--- Start ---

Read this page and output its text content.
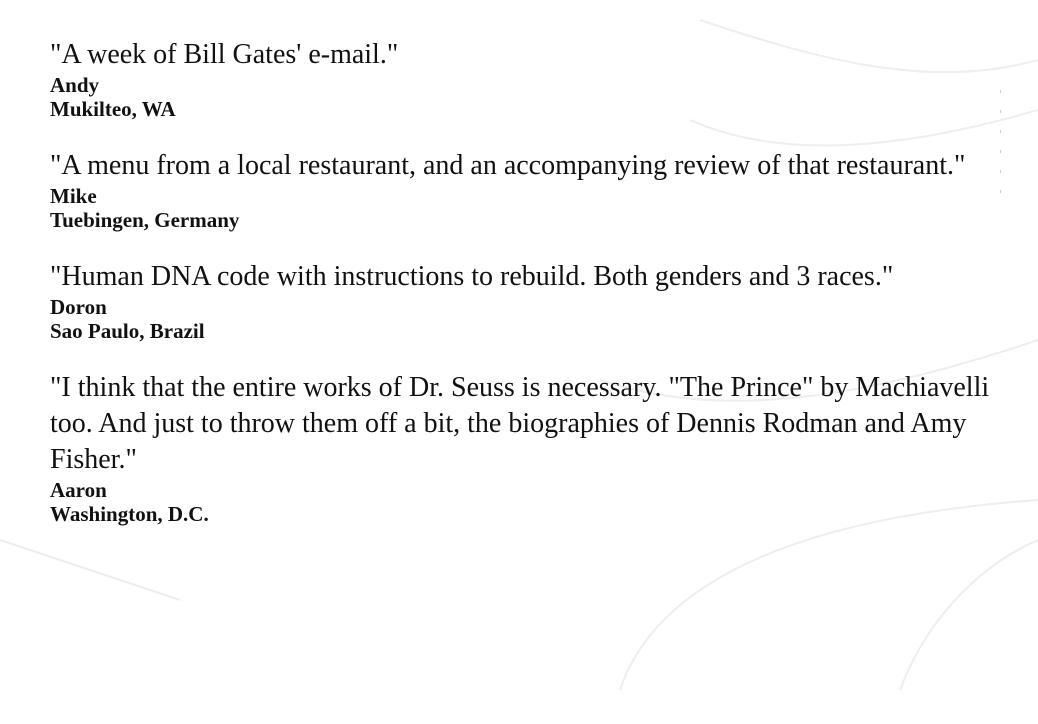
"A week of Bill Gates' e-mail."

Andy
Mukilteo, WA

"A menu from a local restaurant, and an accompanying review of that restaurant."

Mike
Tuebingen, Germany

"Human DNA code with instructions to rebuild. Both genders and 3 races."

Doron
Sao Paulo, Brazil

"I think that the entire works of Dr. Seuss is necessary. "The Prince" by Machiavelli too. And just to throw them off a bit, the biographies of Dennis Rodman and Amy Fisher."

Aaron
Washington, D.C.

--- End ---

Reproduce the material word for word, minus the images.

Read this page and output its text content.
"A week of Bill Gates' e-mail."

Andy
Mukilteo, WA

"A menu from a local restaurant, and an accompanying review of that restaurant."

Mike
Tuebingen, Germany

"Human DNA code with instructions to rebuild. Both genders and 3 races."

Doron
Sao Paulo, Brazil

"I think that the entire works of Dr. Seuss is necessary. "The Prince" by Machiavelli too. And just to throw them off a bit, the biographies of Dennis Rodman and Amy Fisher."

Aaron
Washington, D.C.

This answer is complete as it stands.